In the material below, the lines containing the word "used" are required; copy each of them.

Stored data entries:
####################
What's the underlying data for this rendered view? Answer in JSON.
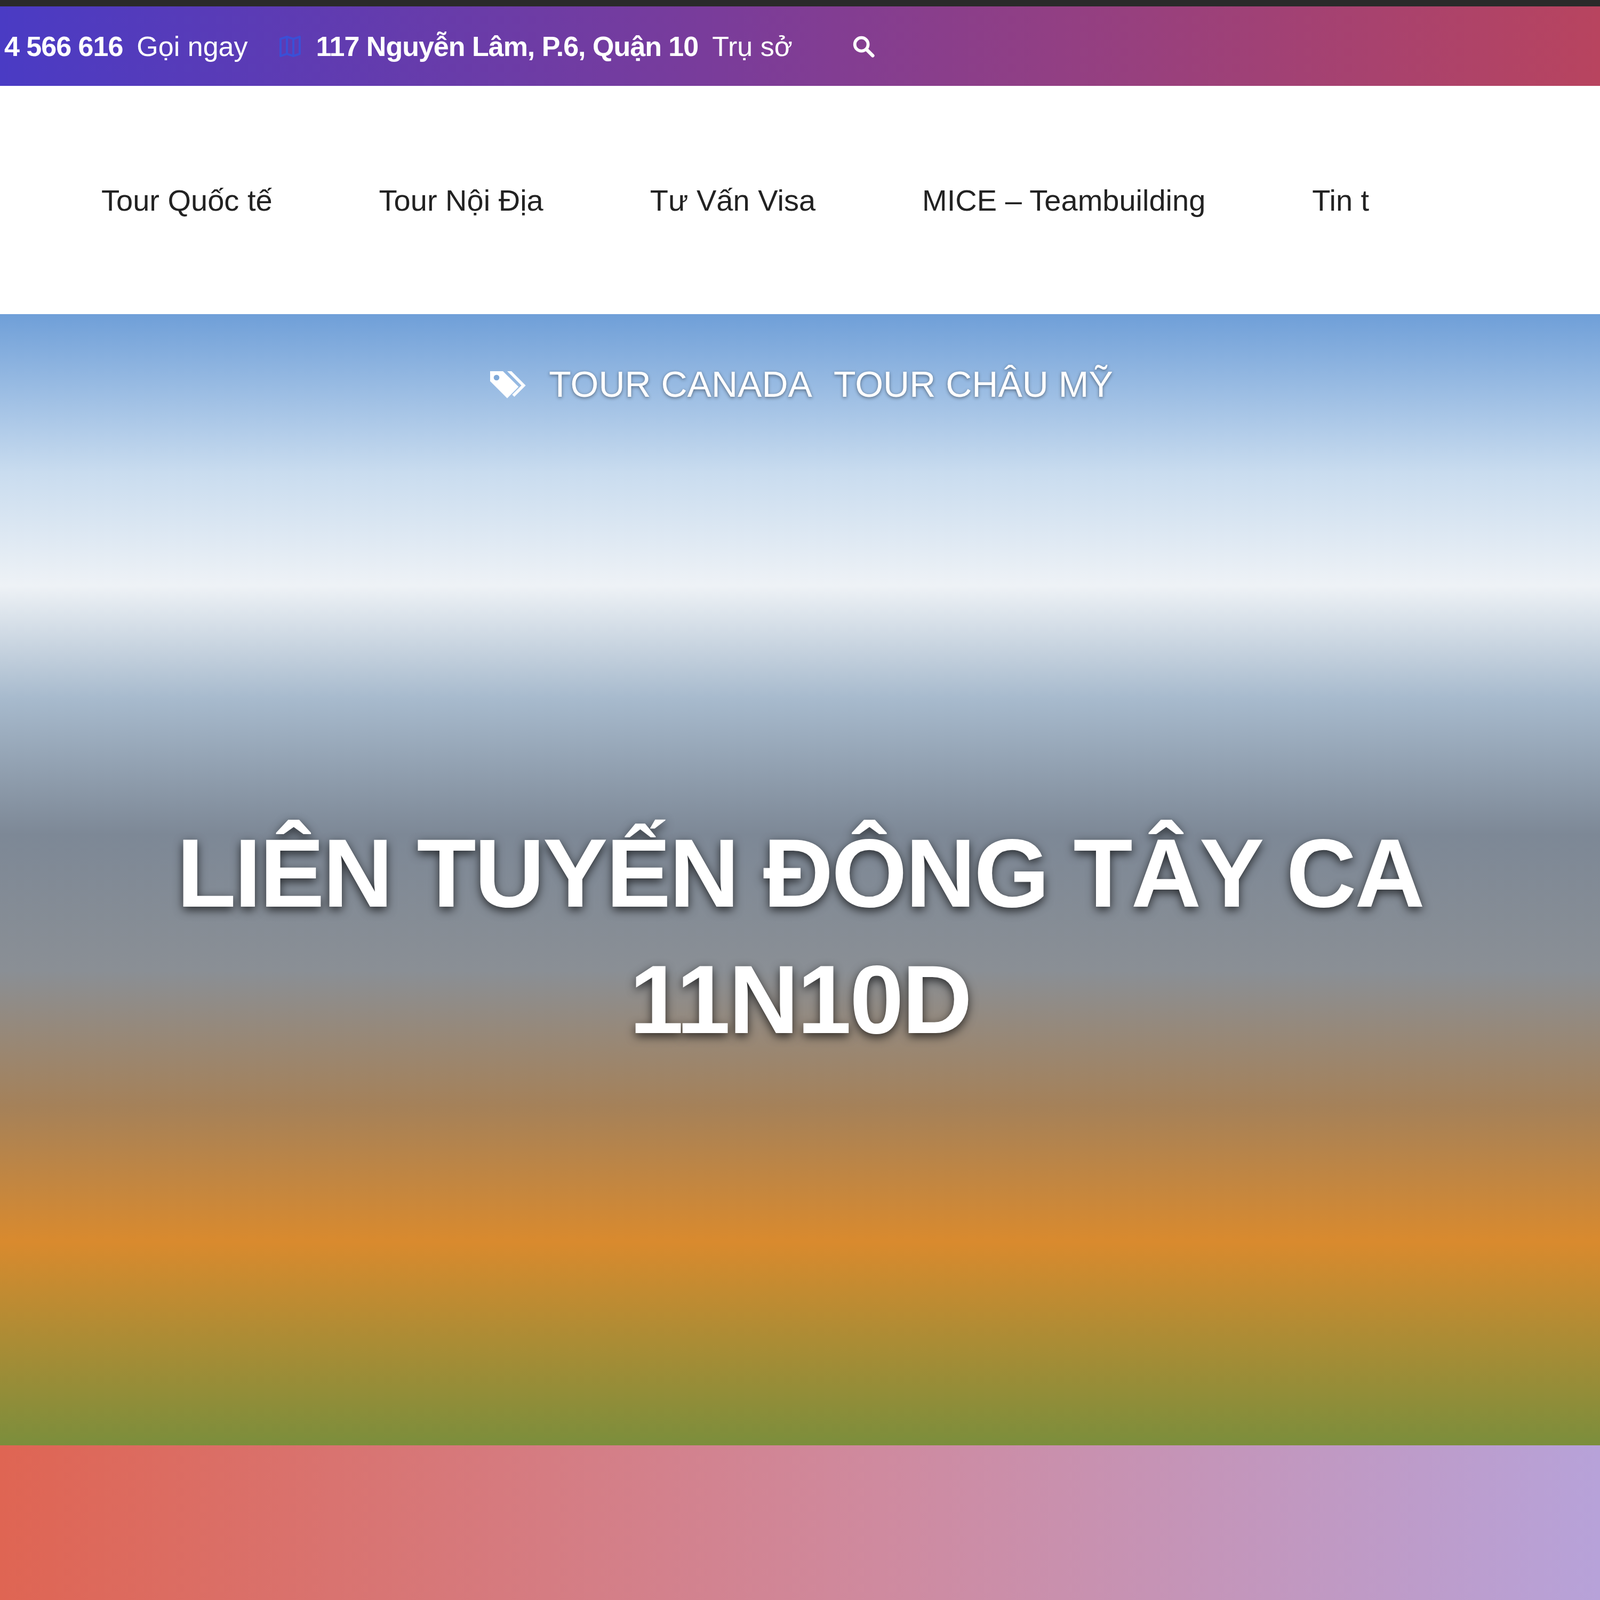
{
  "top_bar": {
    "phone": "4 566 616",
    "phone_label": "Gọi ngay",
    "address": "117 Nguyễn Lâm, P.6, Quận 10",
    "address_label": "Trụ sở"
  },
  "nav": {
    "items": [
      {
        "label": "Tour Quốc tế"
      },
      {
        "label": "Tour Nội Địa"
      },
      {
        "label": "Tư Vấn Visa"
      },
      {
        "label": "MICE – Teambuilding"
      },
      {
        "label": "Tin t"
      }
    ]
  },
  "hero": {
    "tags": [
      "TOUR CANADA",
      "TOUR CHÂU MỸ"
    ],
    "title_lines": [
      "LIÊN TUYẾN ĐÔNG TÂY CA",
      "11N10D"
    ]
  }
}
####################
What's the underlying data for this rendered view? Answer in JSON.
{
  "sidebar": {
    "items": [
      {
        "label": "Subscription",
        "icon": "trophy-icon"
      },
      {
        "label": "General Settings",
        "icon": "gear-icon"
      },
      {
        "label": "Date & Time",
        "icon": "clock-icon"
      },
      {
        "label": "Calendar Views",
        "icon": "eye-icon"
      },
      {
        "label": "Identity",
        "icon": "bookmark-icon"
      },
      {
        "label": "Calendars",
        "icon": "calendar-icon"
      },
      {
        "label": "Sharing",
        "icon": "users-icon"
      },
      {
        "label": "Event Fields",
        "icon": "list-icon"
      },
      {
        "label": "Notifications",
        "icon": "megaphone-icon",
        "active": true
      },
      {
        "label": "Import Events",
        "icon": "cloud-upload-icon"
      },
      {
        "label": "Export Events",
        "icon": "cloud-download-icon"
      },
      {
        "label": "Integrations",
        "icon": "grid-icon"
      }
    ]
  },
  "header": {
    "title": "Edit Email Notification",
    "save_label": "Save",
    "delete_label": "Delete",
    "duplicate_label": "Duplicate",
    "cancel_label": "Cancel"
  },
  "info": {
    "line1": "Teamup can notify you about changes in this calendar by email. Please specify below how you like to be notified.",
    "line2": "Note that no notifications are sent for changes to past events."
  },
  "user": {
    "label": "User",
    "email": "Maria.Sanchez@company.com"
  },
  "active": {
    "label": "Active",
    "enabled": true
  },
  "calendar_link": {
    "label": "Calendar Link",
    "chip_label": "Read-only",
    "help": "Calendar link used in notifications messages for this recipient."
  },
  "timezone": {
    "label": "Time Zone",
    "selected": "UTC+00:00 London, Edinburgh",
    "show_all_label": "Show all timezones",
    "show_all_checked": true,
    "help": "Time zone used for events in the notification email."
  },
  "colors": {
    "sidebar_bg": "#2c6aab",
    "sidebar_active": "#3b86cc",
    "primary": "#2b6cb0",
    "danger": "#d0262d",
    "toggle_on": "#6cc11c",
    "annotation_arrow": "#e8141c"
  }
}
####################
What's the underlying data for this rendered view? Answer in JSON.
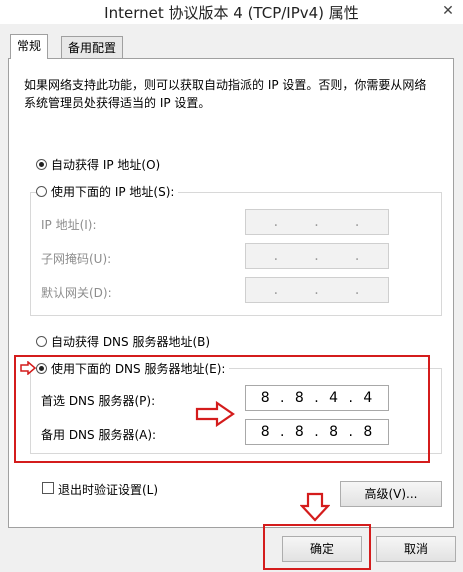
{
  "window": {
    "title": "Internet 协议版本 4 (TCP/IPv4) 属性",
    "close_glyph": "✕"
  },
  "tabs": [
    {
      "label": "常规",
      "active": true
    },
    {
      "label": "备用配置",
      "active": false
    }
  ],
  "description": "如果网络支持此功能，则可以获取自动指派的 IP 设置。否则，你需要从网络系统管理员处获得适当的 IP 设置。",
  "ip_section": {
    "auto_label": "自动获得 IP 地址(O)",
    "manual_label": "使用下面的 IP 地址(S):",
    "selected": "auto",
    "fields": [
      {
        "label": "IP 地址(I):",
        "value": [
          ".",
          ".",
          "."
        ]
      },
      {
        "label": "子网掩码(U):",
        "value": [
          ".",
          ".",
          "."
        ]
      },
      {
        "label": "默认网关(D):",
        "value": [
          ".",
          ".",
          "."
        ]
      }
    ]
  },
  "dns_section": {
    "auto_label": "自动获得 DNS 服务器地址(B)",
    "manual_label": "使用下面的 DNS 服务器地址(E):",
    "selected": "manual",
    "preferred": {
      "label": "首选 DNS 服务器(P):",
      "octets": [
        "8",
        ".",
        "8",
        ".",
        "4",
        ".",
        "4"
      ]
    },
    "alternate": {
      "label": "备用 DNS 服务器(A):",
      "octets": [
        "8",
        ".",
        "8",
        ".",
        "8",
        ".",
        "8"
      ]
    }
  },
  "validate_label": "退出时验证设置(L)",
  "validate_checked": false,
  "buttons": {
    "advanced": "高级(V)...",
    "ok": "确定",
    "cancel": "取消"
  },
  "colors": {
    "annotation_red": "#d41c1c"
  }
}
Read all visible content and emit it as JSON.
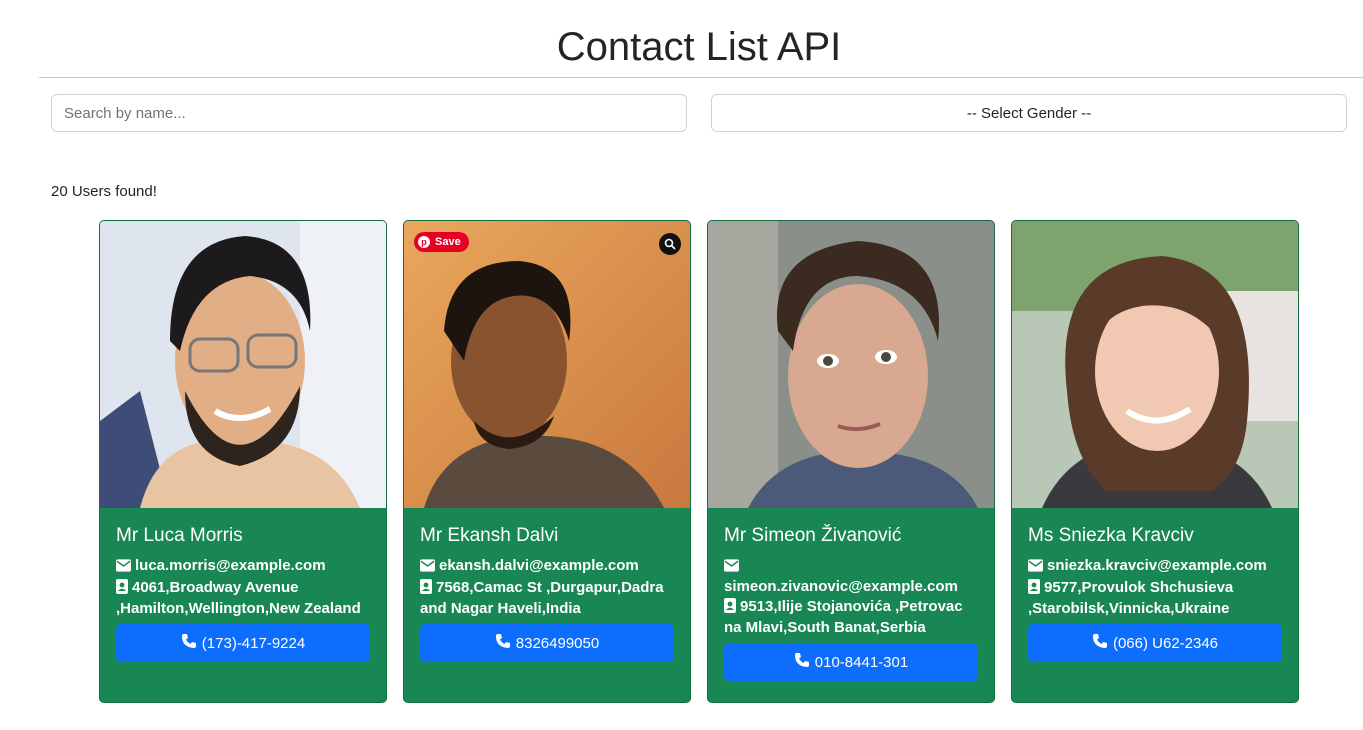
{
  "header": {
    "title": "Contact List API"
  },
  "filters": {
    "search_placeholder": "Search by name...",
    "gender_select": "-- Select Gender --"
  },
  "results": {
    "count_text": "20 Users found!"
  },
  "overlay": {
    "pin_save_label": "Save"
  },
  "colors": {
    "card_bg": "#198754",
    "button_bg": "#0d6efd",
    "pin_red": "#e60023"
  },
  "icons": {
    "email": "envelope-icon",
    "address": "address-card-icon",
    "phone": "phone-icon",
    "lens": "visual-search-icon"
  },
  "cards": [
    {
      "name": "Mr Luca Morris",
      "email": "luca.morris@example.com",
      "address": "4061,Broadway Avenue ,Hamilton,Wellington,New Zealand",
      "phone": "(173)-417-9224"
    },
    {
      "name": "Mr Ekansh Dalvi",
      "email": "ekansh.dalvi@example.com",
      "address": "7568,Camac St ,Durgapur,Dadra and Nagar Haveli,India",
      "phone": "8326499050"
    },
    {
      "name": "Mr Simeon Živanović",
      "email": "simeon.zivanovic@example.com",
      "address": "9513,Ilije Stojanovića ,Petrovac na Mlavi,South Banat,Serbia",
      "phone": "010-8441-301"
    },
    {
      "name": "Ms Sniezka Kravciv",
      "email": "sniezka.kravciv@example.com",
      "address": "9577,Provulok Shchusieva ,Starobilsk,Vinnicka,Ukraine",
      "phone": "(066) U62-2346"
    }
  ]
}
####################
Problem solution:
    "help": "Calendar link used in notifications messages for this recipient."
    "help": "Time zone used for events in the notification email."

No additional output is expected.